Short task:
Work out how many lines include "gedeckt" and answer with that number only.

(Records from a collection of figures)

BEGIN

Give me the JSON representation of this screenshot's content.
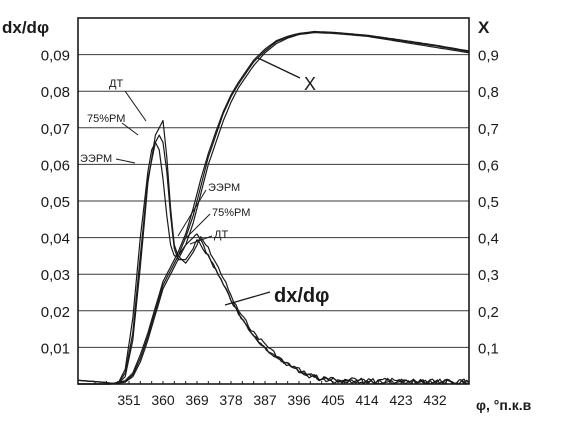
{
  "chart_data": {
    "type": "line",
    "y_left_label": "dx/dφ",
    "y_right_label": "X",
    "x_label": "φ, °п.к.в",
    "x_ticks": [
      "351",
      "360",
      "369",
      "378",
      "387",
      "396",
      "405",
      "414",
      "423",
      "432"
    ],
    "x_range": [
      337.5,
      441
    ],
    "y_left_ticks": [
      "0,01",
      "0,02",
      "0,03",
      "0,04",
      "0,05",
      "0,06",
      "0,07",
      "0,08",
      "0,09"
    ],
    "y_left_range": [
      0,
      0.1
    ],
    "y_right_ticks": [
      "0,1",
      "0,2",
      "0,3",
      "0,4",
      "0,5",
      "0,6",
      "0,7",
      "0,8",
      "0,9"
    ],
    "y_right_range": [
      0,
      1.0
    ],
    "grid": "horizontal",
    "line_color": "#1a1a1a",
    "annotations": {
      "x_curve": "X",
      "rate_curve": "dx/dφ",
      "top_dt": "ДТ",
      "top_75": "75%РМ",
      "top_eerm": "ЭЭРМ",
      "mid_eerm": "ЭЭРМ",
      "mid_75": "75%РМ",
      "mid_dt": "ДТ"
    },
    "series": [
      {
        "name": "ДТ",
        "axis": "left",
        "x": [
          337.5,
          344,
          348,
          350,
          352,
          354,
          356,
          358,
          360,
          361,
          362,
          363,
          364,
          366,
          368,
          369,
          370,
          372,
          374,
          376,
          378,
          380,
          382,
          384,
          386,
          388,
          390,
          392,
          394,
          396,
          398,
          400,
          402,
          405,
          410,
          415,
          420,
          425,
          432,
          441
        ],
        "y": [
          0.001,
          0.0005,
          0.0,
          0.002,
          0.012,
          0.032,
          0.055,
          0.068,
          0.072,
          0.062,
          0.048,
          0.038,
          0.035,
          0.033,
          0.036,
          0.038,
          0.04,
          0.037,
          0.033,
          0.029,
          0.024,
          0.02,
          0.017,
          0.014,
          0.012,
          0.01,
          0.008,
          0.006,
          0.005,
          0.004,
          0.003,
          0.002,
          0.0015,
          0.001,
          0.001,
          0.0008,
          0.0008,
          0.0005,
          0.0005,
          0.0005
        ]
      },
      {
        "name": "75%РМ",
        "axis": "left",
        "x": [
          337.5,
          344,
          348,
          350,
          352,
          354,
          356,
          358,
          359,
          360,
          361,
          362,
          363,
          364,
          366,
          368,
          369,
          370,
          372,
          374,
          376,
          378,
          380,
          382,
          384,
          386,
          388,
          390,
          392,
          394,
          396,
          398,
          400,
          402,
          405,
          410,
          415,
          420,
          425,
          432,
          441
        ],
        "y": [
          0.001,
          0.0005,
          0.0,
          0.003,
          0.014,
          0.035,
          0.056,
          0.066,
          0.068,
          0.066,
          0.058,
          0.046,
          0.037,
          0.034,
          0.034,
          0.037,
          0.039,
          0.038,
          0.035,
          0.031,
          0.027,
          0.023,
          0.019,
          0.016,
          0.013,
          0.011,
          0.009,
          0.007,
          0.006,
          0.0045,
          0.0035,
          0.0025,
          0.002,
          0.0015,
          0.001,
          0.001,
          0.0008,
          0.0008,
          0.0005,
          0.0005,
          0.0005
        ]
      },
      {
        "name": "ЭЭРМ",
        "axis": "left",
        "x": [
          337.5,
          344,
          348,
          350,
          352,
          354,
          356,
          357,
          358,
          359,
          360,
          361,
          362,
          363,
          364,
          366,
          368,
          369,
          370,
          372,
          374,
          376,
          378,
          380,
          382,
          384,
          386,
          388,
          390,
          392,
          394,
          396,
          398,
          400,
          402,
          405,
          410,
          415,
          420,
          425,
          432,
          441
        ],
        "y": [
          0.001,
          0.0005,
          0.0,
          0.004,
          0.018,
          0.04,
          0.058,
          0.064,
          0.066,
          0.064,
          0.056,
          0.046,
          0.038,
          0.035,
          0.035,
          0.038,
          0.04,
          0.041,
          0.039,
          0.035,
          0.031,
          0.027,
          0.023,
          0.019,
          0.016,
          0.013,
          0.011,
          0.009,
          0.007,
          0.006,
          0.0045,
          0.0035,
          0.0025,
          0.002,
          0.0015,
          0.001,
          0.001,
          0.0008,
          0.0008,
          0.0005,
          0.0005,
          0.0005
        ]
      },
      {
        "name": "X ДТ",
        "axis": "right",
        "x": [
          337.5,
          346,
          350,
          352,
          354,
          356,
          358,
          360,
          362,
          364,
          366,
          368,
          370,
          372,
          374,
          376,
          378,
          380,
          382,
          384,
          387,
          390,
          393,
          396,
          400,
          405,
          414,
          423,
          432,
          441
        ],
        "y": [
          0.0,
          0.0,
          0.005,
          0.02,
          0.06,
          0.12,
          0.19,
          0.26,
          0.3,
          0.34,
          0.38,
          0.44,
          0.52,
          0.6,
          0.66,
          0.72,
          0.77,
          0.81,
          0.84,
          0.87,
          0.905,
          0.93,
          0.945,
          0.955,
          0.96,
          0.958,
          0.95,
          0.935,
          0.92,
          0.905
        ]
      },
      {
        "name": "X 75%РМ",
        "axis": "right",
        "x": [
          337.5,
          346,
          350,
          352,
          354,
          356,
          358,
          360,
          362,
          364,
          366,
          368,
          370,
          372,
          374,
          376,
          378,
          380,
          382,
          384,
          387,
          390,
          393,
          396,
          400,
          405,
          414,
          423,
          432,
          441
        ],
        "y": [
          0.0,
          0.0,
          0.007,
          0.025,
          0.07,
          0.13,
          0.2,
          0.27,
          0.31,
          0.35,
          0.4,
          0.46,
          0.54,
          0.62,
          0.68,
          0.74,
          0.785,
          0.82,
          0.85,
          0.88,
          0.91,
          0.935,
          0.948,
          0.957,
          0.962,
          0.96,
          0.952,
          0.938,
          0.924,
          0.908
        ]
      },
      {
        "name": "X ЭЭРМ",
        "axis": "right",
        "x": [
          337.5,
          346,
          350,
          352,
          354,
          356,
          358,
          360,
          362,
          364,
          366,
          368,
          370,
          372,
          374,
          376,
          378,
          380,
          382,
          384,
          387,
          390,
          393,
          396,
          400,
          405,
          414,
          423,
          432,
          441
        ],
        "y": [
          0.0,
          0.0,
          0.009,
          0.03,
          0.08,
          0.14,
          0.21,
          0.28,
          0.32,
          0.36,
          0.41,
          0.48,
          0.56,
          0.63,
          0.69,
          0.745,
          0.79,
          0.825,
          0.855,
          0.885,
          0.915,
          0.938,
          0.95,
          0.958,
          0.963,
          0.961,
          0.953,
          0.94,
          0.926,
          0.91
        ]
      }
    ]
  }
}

END
BEGIN

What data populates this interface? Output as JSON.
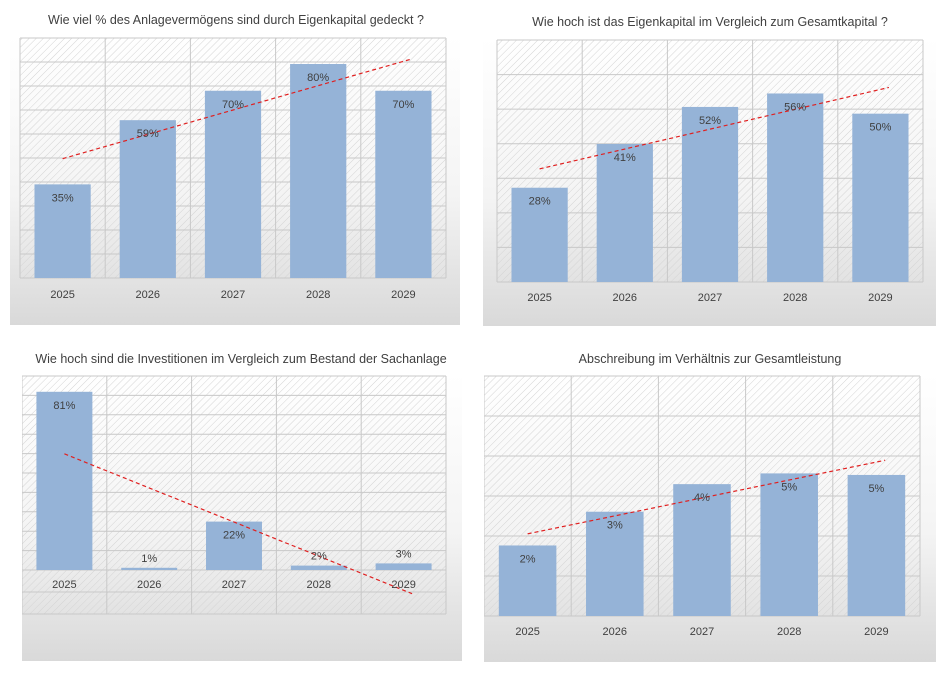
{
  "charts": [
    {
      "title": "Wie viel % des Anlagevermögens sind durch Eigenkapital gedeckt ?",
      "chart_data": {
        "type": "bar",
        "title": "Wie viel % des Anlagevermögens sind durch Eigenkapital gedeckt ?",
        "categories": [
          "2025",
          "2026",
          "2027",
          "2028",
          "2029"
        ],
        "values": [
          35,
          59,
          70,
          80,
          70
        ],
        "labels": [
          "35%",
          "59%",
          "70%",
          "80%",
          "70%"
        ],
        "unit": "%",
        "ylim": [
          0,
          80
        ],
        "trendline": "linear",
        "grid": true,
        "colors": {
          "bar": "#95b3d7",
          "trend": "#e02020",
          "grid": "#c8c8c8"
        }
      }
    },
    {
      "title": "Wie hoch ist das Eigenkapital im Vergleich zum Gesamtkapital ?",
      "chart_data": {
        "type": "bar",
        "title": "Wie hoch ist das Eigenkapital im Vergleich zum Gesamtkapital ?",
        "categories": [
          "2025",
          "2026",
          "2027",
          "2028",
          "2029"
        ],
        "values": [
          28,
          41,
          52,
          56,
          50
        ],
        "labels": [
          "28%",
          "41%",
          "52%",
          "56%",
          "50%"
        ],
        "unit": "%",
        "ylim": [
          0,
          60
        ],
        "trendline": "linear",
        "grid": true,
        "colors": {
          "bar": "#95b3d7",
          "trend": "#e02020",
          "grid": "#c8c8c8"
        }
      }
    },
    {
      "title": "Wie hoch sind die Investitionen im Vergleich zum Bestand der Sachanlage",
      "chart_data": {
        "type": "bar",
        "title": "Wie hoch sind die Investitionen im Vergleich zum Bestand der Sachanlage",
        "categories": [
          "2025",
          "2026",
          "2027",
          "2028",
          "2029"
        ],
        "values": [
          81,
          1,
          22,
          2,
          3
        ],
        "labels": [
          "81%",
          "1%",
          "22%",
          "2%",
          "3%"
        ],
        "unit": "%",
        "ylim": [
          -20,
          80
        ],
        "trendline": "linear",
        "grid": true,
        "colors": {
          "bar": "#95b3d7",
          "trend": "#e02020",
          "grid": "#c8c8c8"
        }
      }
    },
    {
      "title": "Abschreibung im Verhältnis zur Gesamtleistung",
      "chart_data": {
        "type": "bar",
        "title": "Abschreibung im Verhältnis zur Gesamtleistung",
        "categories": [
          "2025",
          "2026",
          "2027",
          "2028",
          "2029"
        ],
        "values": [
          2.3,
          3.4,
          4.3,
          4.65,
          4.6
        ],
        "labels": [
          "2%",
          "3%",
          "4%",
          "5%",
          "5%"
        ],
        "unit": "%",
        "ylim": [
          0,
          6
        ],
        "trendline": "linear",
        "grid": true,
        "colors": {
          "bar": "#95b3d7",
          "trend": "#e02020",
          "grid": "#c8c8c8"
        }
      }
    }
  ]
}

END

Task output:
2